(REQUIREMENTS)
Scan the material that follows. Copy every line containing the word "Tätigkeitsstätte".

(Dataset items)
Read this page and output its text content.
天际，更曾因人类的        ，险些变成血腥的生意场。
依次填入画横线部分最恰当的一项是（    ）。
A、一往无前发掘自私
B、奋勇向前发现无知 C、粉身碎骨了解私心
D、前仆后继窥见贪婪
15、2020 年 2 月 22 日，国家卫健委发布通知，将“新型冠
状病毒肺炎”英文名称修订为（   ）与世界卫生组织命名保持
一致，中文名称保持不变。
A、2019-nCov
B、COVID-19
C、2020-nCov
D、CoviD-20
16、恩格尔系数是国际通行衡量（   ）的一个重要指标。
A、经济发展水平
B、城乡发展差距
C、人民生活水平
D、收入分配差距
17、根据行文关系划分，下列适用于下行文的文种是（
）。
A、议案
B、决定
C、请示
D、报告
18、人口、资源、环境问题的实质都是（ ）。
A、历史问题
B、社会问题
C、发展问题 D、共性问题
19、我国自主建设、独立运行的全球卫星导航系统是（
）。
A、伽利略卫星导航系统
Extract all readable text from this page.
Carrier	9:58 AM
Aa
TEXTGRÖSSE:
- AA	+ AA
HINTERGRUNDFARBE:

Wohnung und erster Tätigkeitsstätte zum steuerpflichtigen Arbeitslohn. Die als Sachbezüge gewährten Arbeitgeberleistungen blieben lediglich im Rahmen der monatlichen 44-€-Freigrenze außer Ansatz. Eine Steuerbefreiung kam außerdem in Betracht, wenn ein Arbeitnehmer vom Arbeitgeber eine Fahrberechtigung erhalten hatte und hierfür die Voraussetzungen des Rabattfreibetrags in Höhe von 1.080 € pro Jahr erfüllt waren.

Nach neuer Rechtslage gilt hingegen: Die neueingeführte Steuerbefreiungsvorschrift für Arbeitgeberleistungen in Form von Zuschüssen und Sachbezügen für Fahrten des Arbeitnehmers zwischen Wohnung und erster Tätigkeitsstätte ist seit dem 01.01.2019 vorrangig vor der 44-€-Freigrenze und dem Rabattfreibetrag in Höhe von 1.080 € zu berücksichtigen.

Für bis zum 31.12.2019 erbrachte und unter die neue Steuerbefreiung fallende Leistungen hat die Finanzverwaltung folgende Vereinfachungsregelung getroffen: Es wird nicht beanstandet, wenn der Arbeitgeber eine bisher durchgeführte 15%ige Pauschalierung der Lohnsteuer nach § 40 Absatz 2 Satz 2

(TASK OUTPUT)
Wohnung und erster Tätigkeitsstätte zum steuerpflichtigen Arbeitslohn. Die als Sachbezüge gewährten Arbeitgeberleistungen blieben lediglich im Rahmen der monatlichen 44-€-Freigrenze außer Ansatz. Eine Steuerbefreiung kam außerdem in Betracht, wenn ein Arbeitnehmer vom Arbeitgeber eine Fahrberechtigung erhalten hatte und hierfür die Voraussetzungen des Rabattfreibetrags in Höhe von 1.080 € pro Jahr erfüllt waren.
Nach neuer Rechtslage gilt hingegen: Die neueingeführte Steuerbefreiungsvorschrift für Arbeitgeberleistungen in Form von Zuschüssen und Sachbezügen für Fahrten des Arbeitnehmers zwischen Wohnung und erster Tätigkeitsstätte ist seit dem 01.01.2019 vorrangig vor der 44-€-Freigrenze und dem Rabattfreibetrag in Höhe von 1.080 € zu berücksichtigen.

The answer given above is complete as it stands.